Selected text:

Monday, 21 March 2011

Take five... or maybe six

As if stringing words together into sentences and gathering sentences into paragraphs wasn’t difficult enough, I now have to learn to count. The English Baccalaureate consists of six subjects, not five, unless you count ‘science’ as one subject in which two passes are required, which is confusing. I blame a post on the BBC website which stated ‘five’ but counted two as one, not helped by (possibly inaccurate) reports from last year which suggest that from the time it was first mooted the science part of this new benchmark has been beefed up. Never copy other people’s homework.

Thursday, 17 March 2011

Take five

book pile
I am both exasperated and amused by the reaction to the introduction of the English Baccalaureate. The response has been much the same as when school ‘league tables’ were introduced, with an additional complaint thrown in for good measure. The familiar concern is along the lines of different populations and diverse backgrounds making any such measurement ‘unfair’, or that some children are better suited to vocational study. I have some, but not much, sympathy for this view; because whilst the make-up of the school provides context for the answer, it is irrelevant to whether the question should be asked.

As an average parent living in an average area, I fully expect there to be disparity between my local schools and those in a more affluent part of the country; where practically possible, I also have every right to know what those differences are.

The English Baccalaureate takes existing data and measures how many pupils achieved passing grades in five ‘core’ subjects; maths, English, two science, one foreign language and either history or geography. There is no additional work for school, teacher or (most importantly) pupil, yet the same tired arguments have resurfaced along with a new and equally irrelevant grievance; that this measurement has been applied retrospectively. I might as well complain that a distance once measured in yards is now given in metres.

And what’s to stop the IPPR, teachers unions or other agitators from crunching the data on a different set of subjects, creating their own Baccalaureate if you will? Indeed, the correct question for the Commons Select Committee is not “why those particular subjects” but, given the internet, why not in addition allow the public to compare schools based on selected subjects of their own? It’s only information, why so afraid?

List of tasks:
A) Decide whether each statement agrees with the blog posts on the English Baccalaureate. Answer yes or no for each, quoting the words of the posts that settle it.
(i) The English Baccalaureate adds to the work that pupils must do.
(ii) The writer blames a post on the BBC website for the confusion over how many subjects there are.
(iii) The writer has a great deal of sympathy for the view that such measurement is unfair.
B) Write the next part of the blog posts on the English Baccalaureate, starting after their final sentence.

Supplied entries:
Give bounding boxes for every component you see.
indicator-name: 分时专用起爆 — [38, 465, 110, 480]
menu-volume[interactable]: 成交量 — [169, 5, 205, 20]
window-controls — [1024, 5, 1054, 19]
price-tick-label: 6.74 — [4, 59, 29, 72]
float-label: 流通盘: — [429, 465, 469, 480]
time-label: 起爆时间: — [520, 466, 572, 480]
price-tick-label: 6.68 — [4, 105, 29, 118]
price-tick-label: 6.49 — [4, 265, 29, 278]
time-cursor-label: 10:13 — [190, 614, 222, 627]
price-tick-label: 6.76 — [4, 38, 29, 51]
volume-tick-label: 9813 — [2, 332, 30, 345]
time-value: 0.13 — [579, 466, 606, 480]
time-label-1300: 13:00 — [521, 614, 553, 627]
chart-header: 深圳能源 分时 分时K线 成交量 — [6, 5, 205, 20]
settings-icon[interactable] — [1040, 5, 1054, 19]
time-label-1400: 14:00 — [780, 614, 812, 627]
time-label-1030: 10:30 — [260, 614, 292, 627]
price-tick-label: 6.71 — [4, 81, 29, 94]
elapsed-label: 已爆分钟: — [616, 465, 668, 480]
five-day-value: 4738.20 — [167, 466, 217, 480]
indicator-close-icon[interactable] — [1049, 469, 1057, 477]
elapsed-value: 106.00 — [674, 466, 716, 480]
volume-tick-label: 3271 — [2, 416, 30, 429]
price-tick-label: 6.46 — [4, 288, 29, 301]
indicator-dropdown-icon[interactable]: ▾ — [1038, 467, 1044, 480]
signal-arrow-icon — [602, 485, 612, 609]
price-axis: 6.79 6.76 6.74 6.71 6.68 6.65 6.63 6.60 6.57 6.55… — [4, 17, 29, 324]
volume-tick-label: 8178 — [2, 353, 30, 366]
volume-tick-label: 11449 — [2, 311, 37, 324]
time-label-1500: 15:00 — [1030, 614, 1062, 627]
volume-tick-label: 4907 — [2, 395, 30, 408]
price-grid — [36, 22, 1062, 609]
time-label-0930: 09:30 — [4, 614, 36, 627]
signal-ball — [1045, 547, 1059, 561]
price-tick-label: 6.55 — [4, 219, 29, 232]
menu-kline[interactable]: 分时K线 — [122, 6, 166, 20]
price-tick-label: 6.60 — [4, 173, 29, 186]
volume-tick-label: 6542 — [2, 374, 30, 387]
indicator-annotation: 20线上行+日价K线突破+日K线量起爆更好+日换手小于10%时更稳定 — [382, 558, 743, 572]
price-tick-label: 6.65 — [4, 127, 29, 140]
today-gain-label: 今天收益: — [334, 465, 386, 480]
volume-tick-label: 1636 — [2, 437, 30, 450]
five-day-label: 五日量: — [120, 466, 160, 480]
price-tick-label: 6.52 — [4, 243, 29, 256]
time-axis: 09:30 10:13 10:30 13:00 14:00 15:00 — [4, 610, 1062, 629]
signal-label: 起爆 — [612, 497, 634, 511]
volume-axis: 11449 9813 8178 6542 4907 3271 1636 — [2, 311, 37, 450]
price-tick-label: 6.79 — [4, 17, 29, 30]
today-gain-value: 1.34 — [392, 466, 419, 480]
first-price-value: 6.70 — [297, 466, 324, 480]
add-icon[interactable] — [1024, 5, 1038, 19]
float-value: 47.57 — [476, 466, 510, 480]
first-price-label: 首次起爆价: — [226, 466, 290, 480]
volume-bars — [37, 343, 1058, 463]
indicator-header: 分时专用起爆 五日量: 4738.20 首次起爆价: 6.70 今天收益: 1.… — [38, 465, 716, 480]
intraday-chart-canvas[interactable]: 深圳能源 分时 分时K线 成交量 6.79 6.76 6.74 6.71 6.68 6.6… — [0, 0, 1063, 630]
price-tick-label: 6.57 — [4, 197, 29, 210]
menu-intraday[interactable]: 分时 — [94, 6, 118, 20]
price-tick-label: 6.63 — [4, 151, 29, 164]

Final results:
A)
(i) No: "There is no additional work for school, teacher or (most importantly) pupil"
(ii) Yes: "I blame a post on the BBC website which stated ‘five’ but counted two as one"
(iii) No: "I have some, but not much, sympathy for this view"

B)
Monday, 14 March 2011

You say Keynes, I say potato

Admittedly I can’t recollect much about the Keynesian economics I was taught at school; the little I remember revolved around the idea of flattening out the peaks and troughs, running a surplus through the ‘good’ times and thus having money for ‘infrastructure’ investment during the ‘bad’. But there were two fundamental problems I had with this as a teenager and they are the same two problems I have today:

If investment in infrastructure is required, what has this to do with any economic cycle? Are we saying we should time any such expenditure accordingly? That doesn’t seem likely. Or are we to invest in something that normally we wouldn’t consider? That doesn’t seem sensible.

My main concern however was more human; I couldn’t envisage any government being able to show the self-restraint necessary during the boom years to run a surplus. The previous government proved this point chillingly by gorging through tax receipts during the larger part of the last decade, and still managing to build up debt to eye-watering levels.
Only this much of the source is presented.